OBJECTIVE:
Leaving out all images, write out the records that follow exactly.

* START DATA LISTING *

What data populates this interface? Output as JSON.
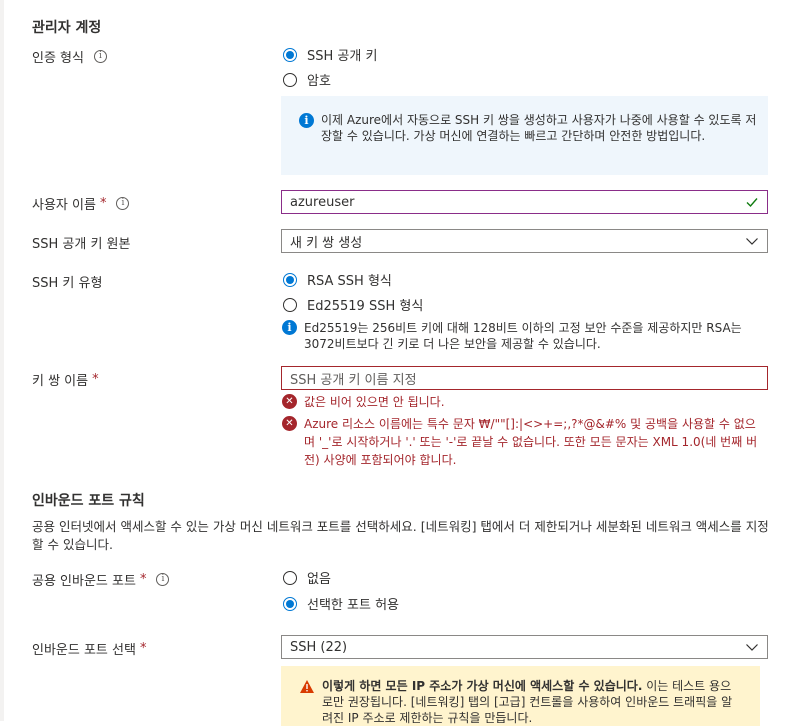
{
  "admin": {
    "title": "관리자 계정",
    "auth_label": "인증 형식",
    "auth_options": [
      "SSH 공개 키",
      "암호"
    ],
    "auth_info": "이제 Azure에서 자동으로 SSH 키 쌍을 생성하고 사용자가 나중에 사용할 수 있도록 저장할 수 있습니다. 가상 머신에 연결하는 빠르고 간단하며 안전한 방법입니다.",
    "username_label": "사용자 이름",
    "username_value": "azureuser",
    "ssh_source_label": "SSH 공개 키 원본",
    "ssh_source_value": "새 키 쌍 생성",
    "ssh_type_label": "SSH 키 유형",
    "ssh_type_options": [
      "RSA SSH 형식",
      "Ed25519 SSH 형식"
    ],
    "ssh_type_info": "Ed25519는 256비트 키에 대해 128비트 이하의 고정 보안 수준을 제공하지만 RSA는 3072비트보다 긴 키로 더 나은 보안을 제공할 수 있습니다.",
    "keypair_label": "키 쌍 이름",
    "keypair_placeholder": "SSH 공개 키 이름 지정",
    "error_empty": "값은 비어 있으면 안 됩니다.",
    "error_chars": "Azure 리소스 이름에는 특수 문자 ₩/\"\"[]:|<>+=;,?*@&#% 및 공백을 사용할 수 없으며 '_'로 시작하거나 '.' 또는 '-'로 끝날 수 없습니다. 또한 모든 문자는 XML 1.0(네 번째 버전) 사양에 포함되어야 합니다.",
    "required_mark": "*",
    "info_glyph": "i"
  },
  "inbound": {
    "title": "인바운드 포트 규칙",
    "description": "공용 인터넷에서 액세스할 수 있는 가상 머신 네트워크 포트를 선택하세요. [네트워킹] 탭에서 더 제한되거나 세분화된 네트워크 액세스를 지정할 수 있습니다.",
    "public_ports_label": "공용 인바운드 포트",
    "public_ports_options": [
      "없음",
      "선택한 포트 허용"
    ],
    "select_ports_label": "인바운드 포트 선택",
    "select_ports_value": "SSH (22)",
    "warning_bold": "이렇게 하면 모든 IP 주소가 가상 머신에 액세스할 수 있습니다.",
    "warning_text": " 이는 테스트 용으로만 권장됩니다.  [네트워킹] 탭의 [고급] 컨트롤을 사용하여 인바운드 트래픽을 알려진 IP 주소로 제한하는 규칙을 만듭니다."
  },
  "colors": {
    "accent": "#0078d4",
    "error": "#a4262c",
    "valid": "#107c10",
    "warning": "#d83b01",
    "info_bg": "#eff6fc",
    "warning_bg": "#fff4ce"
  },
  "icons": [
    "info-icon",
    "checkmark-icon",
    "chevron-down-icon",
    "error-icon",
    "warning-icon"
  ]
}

* END DATA LISTING *

COMPLETED TASK:
What data populates this interface? Output as JSON.
{
  "admin": {
    "title": "관리자 계정",
    "auth_label": "인증 형식",
    "auth_options": [
      "SSH 공개 키",
      "암호"
    ],
    "auth_info": "이제 Azure에서 자동으로 SSH 키 쌍을 생성하고 사용자가 나중에 사용할 수 있도록 저장할 수 있습니다. 가상 머신에 연결하는 빠르고 간단하며 안전한 방법입니다.",
    "username_label": "사용자 이름",
    "username_value": "azureuser",
    "ssh_source_label": "SSH 공개 키 원본",
    "ssh_source_value": "새 키 쌍 생성",
    "ssh_type_label": "SSH 키 유형",
    "ssh_type_options": [
      "RSA SSH 형식",
      "Ed25519 SSH 형식"
    ],
    "ssh_type_info": "Ed25519는 256비트 키에 대해 128비트 이하의 고정 보안 수준을 제공하지만 RSA는 3072비트보다 긴 키로 더 나은 보안을 제공할 수 있습니다.",
    "keypair_label": "키 쌍 이름",
    "keypair_placeholder": "SSH 공개 키 이름 지정",
    "error_empty": "값은 비어 있으면 안 됩니다.",
    "error_chars": "Azure 리소스 이름에는 특수 문자 ₩/\"\"[]:|<>+=;,?*@&#% 및 공백을 사용할 수 없으며 '_'로 시작하거나 '.' 또는 '-'로 끝날 수 없습니다. 또한 모든 문자는 XML 1.0(네 번째 버전) 사양에 포함되어야 합니다.",
    "required_mark": "*",
    "info_glyph": "i"
  },
  "inbound": {
    "title": "인바운드 포트 규칙",
    "description": "공용 인터넷에서 액세스할 수 있는 가상 머신 네트워크 포트를 선택하세요. [네트워킹] 탭에서 더 제한되거나 세분화된 네트워크 액세스를 지정할 수 있습니다.",
    "public_ports_label": "공용 인바운드 포트",
    "public_ports_options": [
      "없음",
      "선택한 포트 허용"
    ],
    "select_ports_label": "인바운드 포트 선택",
    "select_ports_value": "SSH (22)",
    "warning_bold": "이렇게 하면 모든 IP 주소가 가상 머신에 액세스할 수 있습니다.",
    "warning_text": " 이는 테스트 용으로만 권장됩니다.  [네트워킹] 탭의 [고급] 컨트롤을 사용하여 인바운드 트래픽을 알려진 IP 주소로 제한하는 규칙을 만듭니다."
  },
  "colors": {
    "accent": "#0078d4",
    "error": "#a4262c",
    "valid": "#107c10",
    "warning": "#d83b01",
    "info_bg": "#eff6fc",
    "warning_bg": "#fff4ce"
  },
  "icons": [
    "info-icon",
    "checkmark-icon",
    "chevron-down-icon",
    "error-icon",
    "warning-icon"
  ]
}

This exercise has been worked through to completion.